# Belirtilen hedef 1:
Aristoteles ve Kant etiğini karşılaştıran metinde düşünce erdemleri olarak sayılanların hepsini, parantez içindeki Yunanca karşılıklarıyla birlikte listeleyin.
# Belirtilen hedef 2:
Aristoteles ve Kant etiği üzerine metinde "gerçekleştirmeye yöneliktir. Çünkü" sözcüklerinden "olarak görmesinde yatmaktadır." sözcüklerine kadar uzanan kısmı kelimesi kelimesine aktarın.

# Verilen metin:
···
Ancak Kant’ın epistemoloji ve metafizik anlayışı nasıl varlığı ikiye bölen bir “dualite teorisi”ne götürüyorsa, etik ve başka insan problemleri de aynı şekilde insan varlığı hakkında dual, gnoseolojik bir teoriye götürür; hatta varlığın ikiye bölünmesi, insan varlığının böyle görülmesine dayanır. İnsanın otonomisini, özgürlüğünü göstermeye çalışan insan metafiziği, Kant’ın kendi ifadeleriyle, “ahlak metafiziği”, yani etik, bunu gerektirir (Mengüşoğlu, 2014b: 92).

Yukarıda söylenenlerden de anlaşılabileceği gibi, Aristoteles’in ontoloji ve insan görüşüne göre, insan ontik bakımdan bir bütün olarak değerlendirilerek onun etik anlayışı ve erdem(ler)e yaklaşımı da bu düşüncede temelini bulur. Ne var ki Kant’ta, insanın duyusal (fenomenal) ve düşünsel (numenal) yanları karşıtlık içinde ele alınmaktadır.

Aristoteles ve Kant etiği karşılaştırıldığında ortaya çıkan bu farklılıkların yanında önemli benzerlikler ya da ortak noktalar da vardır. Bunlardan biri, Aristoteles’in tek tek erdemler dediği şeylerin Kant’ta “erdem ödevleri”ne karşılık gelmesidir. Nitekim Kant, aynı zamanda kendisi amaç olan ödevler olan “kendini yetkinleştirme” ve “başkalarının mutluluğu” ödevlerini “erdem ödevleri” olarak adlandırmaktadır. Aristoteles’in

“karakter erdemleri” ve “düşünce erdemleri” adı altında topladığı kişinin hem kendisiyle hem de başkasıyla ilişkisinde ortaya çıkan bu erdemler de “erdem ödevleri”ni

gerçekleştirmeye yöneliktir. Çünkü Aristoteles etiğinde söz konusu olan karakter erdemlerinden; cömertlik (eleutheriotes), yiğitlik (andreia), ölçülülük (sophrosyne), kendine egemen (hakim) olma (egkrateia), yüce gönüllülük (megalopsykhia), dostluk / sevgi (philia) ve adalet (dikaiosyne) ve düşünce erdemleri olan bilim (episteme), sanat (tekhne), bilgelik (sophia), düşünme yetisi (nous) ve aklı başındalık (phronesis), bunların her biri, bir ilkeyi ve dolayısıyla da bir değeri korumaya yöneliktir. Dolayısıyla, Aristoteles etiğinde olduğu gibi, Kant etiğinde de erdemler insan yaşamında vazgeçilmez bir öneme sahiptir. Nitekim erdemler ve “erdem ödevleri”nin dayandığı en temel ilke, insanın (sırf insan olduğu için) bir amaç olmasıdır. Yani erdemlerin ya da

“erdem ödevleri”nin nihai amacı insanın hem kendindeki insanı hem de başkasındaki insanı sırf amaç olarak görmesinde yatmaktadır.
···
# Sağlanan malzeme:

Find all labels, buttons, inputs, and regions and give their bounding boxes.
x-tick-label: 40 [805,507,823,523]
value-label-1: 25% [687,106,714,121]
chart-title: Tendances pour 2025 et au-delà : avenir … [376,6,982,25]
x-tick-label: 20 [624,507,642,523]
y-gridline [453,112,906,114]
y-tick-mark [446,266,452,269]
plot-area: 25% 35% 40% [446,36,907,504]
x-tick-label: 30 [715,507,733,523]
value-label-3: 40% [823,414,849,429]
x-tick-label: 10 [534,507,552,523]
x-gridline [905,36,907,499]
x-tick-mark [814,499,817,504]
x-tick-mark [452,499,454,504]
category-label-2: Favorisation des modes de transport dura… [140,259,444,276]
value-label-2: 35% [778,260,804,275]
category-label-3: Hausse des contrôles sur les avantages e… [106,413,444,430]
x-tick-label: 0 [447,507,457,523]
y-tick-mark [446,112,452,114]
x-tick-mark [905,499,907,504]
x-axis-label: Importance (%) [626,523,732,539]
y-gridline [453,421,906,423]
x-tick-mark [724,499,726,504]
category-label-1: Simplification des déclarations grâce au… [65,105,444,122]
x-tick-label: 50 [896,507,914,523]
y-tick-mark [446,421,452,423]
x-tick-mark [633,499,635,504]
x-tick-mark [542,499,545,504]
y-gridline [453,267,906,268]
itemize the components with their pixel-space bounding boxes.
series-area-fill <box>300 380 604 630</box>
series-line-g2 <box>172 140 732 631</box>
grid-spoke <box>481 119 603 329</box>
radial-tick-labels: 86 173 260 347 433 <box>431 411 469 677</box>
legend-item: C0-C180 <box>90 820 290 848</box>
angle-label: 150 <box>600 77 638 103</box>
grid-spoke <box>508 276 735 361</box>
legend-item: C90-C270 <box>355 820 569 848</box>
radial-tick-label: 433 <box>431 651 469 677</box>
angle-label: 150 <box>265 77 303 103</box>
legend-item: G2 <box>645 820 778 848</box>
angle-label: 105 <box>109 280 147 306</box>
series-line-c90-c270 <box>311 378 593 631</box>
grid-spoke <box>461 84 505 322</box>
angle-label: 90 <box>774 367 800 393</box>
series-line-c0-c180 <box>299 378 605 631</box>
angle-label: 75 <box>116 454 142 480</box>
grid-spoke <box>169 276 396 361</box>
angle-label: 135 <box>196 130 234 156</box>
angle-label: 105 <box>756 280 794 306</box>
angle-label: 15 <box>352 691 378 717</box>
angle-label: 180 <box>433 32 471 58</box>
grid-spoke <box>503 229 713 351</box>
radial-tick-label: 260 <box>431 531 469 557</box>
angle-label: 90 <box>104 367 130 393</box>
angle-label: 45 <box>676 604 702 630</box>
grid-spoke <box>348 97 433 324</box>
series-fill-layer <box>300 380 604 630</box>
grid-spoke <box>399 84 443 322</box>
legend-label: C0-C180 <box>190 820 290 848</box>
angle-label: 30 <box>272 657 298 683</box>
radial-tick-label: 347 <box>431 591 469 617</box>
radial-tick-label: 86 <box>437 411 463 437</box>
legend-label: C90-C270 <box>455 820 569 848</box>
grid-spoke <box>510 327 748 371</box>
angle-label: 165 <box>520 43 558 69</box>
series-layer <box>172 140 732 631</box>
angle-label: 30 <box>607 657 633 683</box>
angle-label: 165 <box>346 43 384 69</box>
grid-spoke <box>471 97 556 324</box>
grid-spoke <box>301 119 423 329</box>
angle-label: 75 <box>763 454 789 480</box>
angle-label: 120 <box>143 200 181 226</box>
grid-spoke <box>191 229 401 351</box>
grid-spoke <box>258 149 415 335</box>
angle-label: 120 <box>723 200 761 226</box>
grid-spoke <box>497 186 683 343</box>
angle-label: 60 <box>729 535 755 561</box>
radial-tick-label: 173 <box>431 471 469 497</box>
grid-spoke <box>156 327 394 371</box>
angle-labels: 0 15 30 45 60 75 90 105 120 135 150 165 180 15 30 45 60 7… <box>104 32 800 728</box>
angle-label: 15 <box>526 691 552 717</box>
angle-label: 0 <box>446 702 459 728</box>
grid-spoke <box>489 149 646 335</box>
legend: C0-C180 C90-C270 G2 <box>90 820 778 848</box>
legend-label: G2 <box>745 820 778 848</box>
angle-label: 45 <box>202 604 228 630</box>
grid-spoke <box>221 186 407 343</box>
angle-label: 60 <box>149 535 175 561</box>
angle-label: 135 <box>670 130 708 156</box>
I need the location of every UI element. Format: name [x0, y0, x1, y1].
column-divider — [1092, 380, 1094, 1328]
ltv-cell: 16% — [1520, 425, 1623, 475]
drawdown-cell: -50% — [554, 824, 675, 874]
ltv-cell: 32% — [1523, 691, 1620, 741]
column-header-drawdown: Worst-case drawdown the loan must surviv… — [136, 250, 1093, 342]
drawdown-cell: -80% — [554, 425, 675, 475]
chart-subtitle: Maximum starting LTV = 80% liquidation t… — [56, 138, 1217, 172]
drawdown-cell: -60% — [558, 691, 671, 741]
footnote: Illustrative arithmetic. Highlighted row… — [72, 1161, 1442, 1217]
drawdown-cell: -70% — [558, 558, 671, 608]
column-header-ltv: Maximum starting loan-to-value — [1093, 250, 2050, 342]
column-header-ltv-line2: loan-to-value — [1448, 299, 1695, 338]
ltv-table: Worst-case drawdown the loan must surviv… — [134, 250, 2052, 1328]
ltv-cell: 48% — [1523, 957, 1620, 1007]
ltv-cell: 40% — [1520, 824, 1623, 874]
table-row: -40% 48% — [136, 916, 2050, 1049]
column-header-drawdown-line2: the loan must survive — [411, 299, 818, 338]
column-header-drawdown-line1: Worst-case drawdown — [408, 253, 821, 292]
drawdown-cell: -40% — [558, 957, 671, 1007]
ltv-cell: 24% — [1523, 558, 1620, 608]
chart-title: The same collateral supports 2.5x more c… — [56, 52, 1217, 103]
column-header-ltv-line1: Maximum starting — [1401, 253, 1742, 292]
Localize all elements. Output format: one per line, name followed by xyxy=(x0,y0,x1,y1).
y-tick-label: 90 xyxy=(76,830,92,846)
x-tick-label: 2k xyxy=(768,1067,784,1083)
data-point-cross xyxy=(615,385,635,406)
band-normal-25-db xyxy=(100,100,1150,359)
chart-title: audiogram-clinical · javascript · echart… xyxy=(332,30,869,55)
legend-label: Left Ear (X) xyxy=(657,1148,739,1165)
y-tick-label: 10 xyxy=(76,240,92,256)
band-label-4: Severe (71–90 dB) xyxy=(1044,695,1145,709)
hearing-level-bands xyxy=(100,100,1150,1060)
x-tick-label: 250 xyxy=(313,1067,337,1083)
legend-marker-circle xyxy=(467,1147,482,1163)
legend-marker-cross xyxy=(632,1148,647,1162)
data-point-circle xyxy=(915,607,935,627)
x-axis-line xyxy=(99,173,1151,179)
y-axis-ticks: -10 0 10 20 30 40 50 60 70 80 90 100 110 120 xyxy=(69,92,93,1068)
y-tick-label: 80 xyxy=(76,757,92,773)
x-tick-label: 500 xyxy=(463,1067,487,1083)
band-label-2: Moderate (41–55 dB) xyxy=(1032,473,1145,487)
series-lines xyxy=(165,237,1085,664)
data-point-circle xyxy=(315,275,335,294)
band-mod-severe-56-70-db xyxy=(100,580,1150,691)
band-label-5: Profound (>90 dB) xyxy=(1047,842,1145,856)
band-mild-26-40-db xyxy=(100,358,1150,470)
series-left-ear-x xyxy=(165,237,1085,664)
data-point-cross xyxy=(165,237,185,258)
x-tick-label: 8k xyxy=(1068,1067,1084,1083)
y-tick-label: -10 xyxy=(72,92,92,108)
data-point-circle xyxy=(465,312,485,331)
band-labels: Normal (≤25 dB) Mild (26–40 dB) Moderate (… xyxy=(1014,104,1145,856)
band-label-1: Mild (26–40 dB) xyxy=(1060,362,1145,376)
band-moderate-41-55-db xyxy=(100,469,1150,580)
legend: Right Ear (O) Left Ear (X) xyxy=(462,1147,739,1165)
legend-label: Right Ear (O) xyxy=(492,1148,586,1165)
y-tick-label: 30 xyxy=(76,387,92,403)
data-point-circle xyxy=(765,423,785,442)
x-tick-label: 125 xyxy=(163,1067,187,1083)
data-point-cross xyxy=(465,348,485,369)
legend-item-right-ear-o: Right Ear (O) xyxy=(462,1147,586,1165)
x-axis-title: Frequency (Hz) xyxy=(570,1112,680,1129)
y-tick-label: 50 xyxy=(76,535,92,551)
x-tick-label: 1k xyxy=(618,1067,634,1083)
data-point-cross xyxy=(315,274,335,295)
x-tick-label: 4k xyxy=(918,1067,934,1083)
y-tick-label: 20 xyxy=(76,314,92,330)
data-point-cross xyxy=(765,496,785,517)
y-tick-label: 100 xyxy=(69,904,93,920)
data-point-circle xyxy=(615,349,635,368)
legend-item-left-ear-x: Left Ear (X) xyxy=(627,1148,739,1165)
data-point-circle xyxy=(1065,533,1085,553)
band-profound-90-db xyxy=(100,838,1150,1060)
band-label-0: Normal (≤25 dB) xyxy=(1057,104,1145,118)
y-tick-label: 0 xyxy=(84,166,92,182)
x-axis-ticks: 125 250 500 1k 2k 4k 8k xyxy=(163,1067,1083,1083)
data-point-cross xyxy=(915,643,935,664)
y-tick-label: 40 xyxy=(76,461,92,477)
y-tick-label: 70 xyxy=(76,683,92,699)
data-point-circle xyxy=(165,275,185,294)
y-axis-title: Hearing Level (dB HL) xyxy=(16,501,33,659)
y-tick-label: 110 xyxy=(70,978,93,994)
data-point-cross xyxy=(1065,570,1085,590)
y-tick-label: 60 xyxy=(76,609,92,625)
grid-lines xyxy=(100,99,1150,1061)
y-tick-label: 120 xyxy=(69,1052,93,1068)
···
# Ayrıntılı çözüm 1:
bilim (episteme), sanat (tekhne), bilgelik (sophia), düşünme yetisi (nous), aklı başındalık (phronesis)

# Ayrıntılı çözüm 2:
gerçekleştirmeye yöneliktir. Çünkü Aristoteles etiğinde söz konusu olan karakter erdemlerinden; cömertlik (eleutheriotes), yiğitlik (andreia), ölçülülük (sophrosyne), kendine egemen (hakim) olma (egkrateia), yüce gönüllülük (megalopsykhia), dostluk / sevgi (philia) ve adalet (dikaiosyne) ve düşünce erdemleri olan bilim (episteme), sanat (tekhne), bilgelik (sophia), düşünme yetisi (nous) ve aklı başındalık (phronesis), bunların her biri, bir ilkeyi ve dolayısıyla da bir değeri korumaya yöneliktir. Dolayısıyla, Aristoteles etiğinde olduğu gibi, Kant etiğinde de erdemler insan yaşamında vazgeçilmez bir öneme sahiptir. Nitekim erdemler ve “erdem ödevleri”nin dayandığı en temel ilke, insanın (sırf insan olduğu için) bir amaç olmasıdır. Yani erdemlerin ya da

“erdem ödevleri”nin nihai amacı insanın hem kendindeki insanı hem de başkasındaki insanı sırf amaç olarak görmesinde yatmaktadır.